Collected data entries:
########################################

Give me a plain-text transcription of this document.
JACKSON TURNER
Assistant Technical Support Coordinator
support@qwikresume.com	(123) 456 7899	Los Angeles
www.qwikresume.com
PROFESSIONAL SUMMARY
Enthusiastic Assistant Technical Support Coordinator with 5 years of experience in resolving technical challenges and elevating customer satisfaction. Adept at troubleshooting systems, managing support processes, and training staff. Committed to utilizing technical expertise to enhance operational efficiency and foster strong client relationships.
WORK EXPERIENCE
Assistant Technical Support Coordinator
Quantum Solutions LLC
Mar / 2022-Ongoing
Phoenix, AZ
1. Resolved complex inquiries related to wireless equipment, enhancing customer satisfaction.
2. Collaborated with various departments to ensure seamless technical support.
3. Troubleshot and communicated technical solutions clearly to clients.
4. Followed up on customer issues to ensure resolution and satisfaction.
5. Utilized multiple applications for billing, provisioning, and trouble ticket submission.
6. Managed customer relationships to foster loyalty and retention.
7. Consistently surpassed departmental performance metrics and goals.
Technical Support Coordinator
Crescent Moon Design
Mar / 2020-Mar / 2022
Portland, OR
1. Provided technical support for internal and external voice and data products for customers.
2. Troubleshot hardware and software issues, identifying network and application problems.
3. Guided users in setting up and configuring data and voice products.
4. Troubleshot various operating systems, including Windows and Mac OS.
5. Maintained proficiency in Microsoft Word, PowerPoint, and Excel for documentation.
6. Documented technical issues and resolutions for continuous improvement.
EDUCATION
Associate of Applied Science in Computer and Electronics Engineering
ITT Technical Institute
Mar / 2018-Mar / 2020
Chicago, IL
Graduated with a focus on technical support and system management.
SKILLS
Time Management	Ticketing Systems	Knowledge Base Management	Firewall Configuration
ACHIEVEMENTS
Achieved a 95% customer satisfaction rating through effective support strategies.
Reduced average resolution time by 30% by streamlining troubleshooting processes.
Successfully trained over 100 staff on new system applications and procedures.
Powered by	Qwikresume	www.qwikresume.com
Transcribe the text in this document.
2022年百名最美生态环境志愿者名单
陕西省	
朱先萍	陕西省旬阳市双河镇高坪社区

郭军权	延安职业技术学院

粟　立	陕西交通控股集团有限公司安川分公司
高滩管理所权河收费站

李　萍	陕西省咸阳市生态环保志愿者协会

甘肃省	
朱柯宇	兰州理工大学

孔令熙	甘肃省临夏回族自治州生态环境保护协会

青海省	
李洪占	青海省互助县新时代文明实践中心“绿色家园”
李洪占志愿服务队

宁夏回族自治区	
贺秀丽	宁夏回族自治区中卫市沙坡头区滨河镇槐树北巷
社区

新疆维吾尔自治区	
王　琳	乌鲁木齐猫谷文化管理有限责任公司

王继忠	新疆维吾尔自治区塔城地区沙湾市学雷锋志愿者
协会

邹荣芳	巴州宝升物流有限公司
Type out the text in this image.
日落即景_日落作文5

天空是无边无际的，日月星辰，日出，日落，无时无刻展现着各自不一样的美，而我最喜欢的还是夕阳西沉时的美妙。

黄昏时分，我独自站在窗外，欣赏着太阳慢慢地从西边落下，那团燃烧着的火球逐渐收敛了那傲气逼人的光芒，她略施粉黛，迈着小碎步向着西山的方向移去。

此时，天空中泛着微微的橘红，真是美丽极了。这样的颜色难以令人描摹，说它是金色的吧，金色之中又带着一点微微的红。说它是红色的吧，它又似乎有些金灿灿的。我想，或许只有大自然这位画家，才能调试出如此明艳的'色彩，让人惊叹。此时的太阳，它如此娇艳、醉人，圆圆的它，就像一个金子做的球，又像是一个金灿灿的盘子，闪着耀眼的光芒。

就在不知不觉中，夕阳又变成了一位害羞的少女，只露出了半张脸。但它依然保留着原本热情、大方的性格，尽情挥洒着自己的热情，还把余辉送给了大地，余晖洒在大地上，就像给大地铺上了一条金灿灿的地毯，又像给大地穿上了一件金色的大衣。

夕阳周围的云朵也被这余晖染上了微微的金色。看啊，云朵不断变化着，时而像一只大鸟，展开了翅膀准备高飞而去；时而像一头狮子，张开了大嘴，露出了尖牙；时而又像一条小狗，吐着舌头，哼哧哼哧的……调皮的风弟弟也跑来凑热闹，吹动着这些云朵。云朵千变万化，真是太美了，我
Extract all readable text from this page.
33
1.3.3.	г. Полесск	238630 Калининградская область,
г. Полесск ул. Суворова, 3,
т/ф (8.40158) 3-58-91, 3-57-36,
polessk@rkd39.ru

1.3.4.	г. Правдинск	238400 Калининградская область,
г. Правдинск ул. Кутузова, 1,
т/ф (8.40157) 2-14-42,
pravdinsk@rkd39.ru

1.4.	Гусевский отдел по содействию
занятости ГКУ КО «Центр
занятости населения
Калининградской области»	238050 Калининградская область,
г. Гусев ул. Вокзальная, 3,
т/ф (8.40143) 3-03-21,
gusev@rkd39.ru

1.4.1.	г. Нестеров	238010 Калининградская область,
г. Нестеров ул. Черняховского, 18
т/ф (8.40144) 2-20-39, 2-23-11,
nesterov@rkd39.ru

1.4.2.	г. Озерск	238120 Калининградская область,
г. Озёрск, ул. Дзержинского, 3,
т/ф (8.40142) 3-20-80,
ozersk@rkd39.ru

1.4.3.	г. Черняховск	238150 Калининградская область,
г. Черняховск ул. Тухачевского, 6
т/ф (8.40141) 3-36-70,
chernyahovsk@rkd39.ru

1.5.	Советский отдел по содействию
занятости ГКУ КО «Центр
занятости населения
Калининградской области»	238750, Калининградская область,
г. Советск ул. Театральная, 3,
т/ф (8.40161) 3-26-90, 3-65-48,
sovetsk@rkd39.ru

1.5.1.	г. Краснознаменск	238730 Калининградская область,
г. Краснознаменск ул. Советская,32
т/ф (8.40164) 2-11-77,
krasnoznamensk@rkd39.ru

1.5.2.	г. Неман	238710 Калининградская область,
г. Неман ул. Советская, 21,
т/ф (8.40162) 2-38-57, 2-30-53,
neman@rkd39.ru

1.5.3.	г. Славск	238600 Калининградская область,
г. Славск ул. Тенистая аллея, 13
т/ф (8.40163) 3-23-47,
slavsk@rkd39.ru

########################################

■ Exercise details: Within the listing above, find every line containing the string "Нестеров" and return it.

■ Written reply:
1.4.1.	г. Нестеров	238010 Калининградская область,
г. Нестеров ул. Черняховского, 18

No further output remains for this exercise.